[Extracted data entries]
────

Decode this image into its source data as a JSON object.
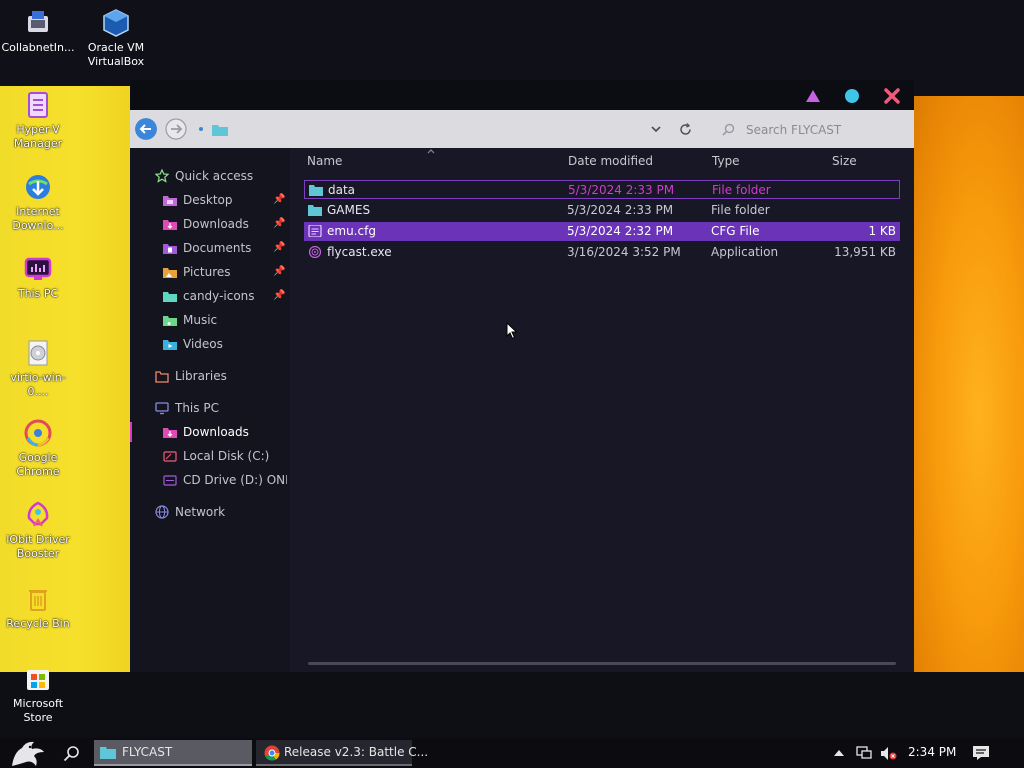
{
  "desktop": {
    "icons": [
      {
        "label": "CollabnetIn..."
      },
      {
        "label": "Oracle VM VirtualBox"
      },
      {
        "label": "Hyper-V Manager"
      },
      {
        "label": "Internet Downlo..."
      },
      {
        "label": "This PC"
      },
      {
        "label": "virtio-win-0...."
      },
      {
        "label": "Google Chrome"
      },
      {
        "label": "IObit Driver Booster"
      },
      {
        "label": "Recycle Bin"
      },
      {
        "label": "Microsoft Store"
      }
    ]
  },
  "window": {
    "title": "FLYCAST",
    "controls": {
      "minimize": "triangle",
      "maximize": "circle",
      "close": "x"
    },
    "colors": {
      "minimize": "#c462e0",
      "maximize": "#3ec5e8",
      "close": "#f05a7a"
    }
  },
  "address": {
    "search_placeholder": "Search FLYCAST"
  },
  "sidebar": {
    "quick_access": "Quick access",
    "quick_items": [
      {
        "label": "Desktop",
        "pinned": true
      },
      {
        "label": "Downloads",
        "pinned": true
      },
      {
        "label": "Documents",
        "pinned": true
      },
      {
        "label": "Pictures",
        "pinned": true
      },
      {
        "label": "candy-icons",
        "pinned": true
      },
      {
        "label": "Music",
        "pinned": false
      },
      {
        "label": "Videos",
        "pinned": false
      }
    ],
    "libraries": "Libraries",
    "this_pc": "This PC",
    "pc_items": [
      {
        "label": "Downloads"
      },
      {
        "label": "Local Disk (C:)"
      },
      {
        "label": "CD Drive (D:) ONE_I"
      }
    ],
    "network": "Network"
  },
  "filelist": {
    "columns": {
      "name": "Name",
      "date": "Date modified",
      "type": "Type",
      "size": "Size"
    },
    "rows": [
      {
        "name": "data",
        "date": "5/3/2024 2:33 PM",
        "type": "File folder",
        "size": ""
      },
      {
        "name": "GAMES",
        "date": "5/3/2024 2:33 PM",
        "type": "File folder",
        "size": ""
      },
      {
        "name": "emu.cfg",
        "date": "5/3/2024 2:32 PM",
        "type": "CFG File",
        "size": "1 KB"
      },
      {
        "name": "flycast.exe",
        "date": "3/16/2024 3:52 PM",
        "type": "Application",
        "size": "13,951 KB"
      }
    ],
    "colors": {
      "focus_border": "#7c3fc4",
      "selected_bg": "#6a33b8",
      "magenta_text": "#d23ad0"
    }
  },
  "taskbar": {
    "explorer_label": "FLYCAST",
    "chrome_label": "Release v2.3: Battle C...",
    "clock": "2:34 PM"
  }
}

────

## Exercise objective:
Return every line above that contains the word "minimize".

## Reply to the exercise:
      "minimize": "triangle",
      "minimize": "#c462e0",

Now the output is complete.